YOUR TASK: Reproduce the records below with "agenda-line" substituted for each occurrence of "agenda-row", keeping every other character unchanged.

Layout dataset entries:
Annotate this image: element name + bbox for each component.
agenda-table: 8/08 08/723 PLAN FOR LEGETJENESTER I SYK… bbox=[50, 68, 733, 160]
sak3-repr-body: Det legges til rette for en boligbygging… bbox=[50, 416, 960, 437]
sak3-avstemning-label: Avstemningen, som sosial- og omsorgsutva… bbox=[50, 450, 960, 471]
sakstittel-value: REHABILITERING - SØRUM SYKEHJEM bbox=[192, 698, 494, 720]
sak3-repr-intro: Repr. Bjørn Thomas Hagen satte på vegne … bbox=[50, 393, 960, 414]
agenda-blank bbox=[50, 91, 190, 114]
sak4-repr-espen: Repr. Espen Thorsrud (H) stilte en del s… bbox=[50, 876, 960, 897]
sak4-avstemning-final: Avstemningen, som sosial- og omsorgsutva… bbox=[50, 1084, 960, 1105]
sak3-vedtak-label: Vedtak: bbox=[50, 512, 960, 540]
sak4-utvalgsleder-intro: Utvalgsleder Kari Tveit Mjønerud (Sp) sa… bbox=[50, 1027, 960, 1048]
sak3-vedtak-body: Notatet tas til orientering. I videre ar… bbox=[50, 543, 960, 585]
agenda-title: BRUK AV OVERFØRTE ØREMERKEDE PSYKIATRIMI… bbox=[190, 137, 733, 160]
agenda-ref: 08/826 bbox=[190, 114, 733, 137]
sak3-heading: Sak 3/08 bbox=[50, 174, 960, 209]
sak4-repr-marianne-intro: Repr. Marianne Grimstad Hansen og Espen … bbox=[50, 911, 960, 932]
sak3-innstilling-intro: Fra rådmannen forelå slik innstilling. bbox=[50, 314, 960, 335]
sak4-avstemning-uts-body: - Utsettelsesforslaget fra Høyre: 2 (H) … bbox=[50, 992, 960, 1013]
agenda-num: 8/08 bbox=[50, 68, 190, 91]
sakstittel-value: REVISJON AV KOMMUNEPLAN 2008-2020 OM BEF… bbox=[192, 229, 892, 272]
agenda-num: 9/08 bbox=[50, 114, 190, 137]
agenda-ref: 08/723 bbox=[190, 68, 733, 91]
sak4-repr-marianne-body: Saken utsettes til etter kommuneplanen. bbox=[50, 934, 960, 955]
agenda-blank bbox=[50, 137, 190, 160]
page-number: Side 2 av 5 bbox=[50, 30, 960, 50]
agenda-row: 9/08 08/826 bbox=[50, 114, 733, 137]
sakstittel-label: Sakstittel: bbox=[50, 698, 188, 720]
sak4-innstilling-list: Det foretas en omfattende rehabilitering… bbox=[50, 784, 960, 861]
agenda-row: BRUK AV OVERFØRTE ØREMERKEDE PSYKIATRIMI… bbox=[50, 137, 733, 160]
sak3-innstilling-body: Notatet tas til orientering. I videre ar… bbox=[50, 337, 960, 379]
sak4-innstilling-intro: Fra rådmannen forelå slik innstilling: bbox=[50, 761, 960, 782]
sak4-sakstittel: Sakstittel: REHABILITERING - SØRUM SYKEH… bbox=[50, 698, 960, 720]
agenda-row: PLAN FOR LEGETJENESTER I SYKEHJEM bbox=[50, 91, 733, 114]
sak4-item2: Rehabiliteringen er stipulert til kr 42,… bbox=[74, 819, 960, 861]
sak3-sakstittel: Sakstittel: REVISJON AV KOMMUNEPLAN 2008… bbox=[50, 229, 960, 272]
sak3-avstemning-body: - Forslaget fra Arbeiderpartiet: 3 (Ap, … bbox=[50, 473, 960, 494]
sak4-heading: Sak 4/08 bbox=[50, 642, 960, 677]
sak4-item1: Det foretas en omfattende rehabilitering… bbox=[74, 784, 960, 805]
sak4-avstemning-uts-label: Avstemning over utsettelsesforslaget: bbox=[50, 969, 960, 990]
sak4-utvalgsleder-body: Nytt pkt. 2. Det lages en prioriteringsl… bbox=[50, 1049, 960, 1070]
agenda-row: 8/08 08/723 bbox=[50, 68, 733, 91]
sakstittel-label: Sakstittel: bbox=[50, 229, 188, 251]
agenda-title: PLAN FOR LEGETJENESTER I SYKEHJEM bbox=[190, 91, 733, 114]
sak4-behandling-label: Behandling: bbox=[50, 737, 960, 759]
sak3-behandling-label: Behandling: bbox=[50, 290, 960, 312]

EXPECTED ANSWER:
Annotate this image: element name + bbox for each component.
agenda-table: 8/08 08/723 PLAN FOR LEGETJENESTER I SYK… bbox=[50, 68, 733, 160]
sak3-repr-body: Det legges til rette for en boligbygging… bbox=[50, 416, 960, 437]
sak3-avstemning-label: Avstemningen, som sosial- og omsorgsutva… bbox=[50, 450, 960, 471]
sakstittel-value: REHABILITERING - SØRUM SYKEHJEM bbox=[192, 698, 494, 720]
sak3-repr-intro: Repr. Bjørn Thomas Hagen satte på vegne … bbox=[50, 393, 960, 414]
agenda-blank bbox=[50, 91, 190, 114]
sak4-repr-espen: Repr. Espen Thorsrud (H) stilte en del s… bbox=[50, 876, 960, 897]
sak4-avstemning-final: Avstemningen, som sosial- og omsorgsutva… bbox=[50, 1084, 960, 1105]
sak3-vedtak-label: Vedtak: bbox=[50, 512, 960, 540]
sak4-utvalgsleder-intro: Utvalgsleder Kari Tveit Mjønerud (Sp) sa… bbox=[50, 1027, 960, 1048]
sak3-vedtak-body: Notatet tas til orientering. I videre ar… bbox=[50, 543, 960, 585]
agenda-title: BRUK AV OVERFØRTE ØREMERKEDE PSYKIATRIMI… bbox=[190, 137, 733, 160]
agenda-ref: 08/826 bbox=[190, 114, 733, 137]
sak3-heading: Sak 3/08 bbox=[50, 174, 960, 209]
sak4-repr-marianne-intro: Repr. Marianne Grimstad Hansen og Espen … bbox=[50, 911, 960, 932]
sak3-innstilling-intro: Fra rådmannen forelå slik innstilling. bbox=[50, 314, 960, 335]
sak4-avstemning-uts-body: - Utsettelsesforslaget fra Høyre: 2 (H) … bbox=[50, 992, 960, 1013]
agenda-num: 8/08 bbox=[50, 68, 190, 91]
sakstittel-value: REVISJON AV KOMMUNEPLAN 2008-2020 OM BEF… bbox=[192, 229, 892, 272]
agenda-num: 9/08 bbox=[50, 114, 190, 137]
agenda-ref: 08/723 bbox=[190, 68, 733, 91]
sak4-repr-marianne-body: Saken utsettes til etter kommuneplanen. bbox=[50, 934, 960, 955]
agenda-blank bbox=[50, 137, 190, 160]
page-number: Side 2 av 5 bbox=[50, 30, 960, 50]
agenda-line: 9/08 08/826 bbox=[50, 114, 733, 137]
sakstittel-label: Sakstittel: bbox=[50, 698, 188, 720]
sak4-innstilling-list: Det foretas en omfattende rehabilitering… bbox=[50, 784, 960, 861]
agenda-line: BRUK AV OVERFØRTE ØREMERKEDE PSYKIATRIMI… bbox=[50, 137, 733, 160]
sak3-innstilling-body: Notatet tas til orientering. I videre ar… bbox=[50, 337, 960, 379]
sak4-innstilling-intro: Fra rådmannen forelå slik innstilling: bbox=[50, 761, 960, 782]
sak4-sakstittel: Sakstittel: REHABILITERING - SØRUM SYKEH… bbox=[50, 698, 960, 720]
agenda-line: PLAN FOR LEGETJENESTER I SYKEHJEM bbox=[50, 91, 733, 114]
sak4-item2: Rehabiliteringen er stipulert til kr 42,… bbox=[74, 819, 960, 861]
sak3-sakstittel: Sakstittel: REVISJON AV KOMMUNEPLAN 2008… bbox=[50, 229, 960, 272]
sak3-avstemning-body: - Forslaget fra Arbeiderpartiet: 3 (Ap, … bbox=[50, 473, 960, 494]
sak4-heading: Sak 4/08 bbox=[50, 642, 960, 677]
sak4-item1: Det foretas en omfattende rehabilitering… bbox=[74, 784, 960, 805]
sak4-avstemning-uts-label: Avstemning over utsettelsesforslaget: bbox=[50, 969, 960, 990]
sak4-utvalgsleder-body: Nytt pkt. 2. Det lages en prioriteringsl… bbox=[50, 1049, 960, 1070]
agenda-line: 8/08 08/723 bbox=[50, 68, 733, 91]
sakstittel-label: Sakstittel: bbox=[50, 229, 188, 251]
agenda-title: PLAN FOR LEGETJENESTER I SYKEHJEM bbox=[190, 91, 733, 114]
sak4-behandling-label: Behandling: bbox=[50, 737, 960, 759]
sak3-behandling-label: Behandling: bbox=[50, 290, 960, 312]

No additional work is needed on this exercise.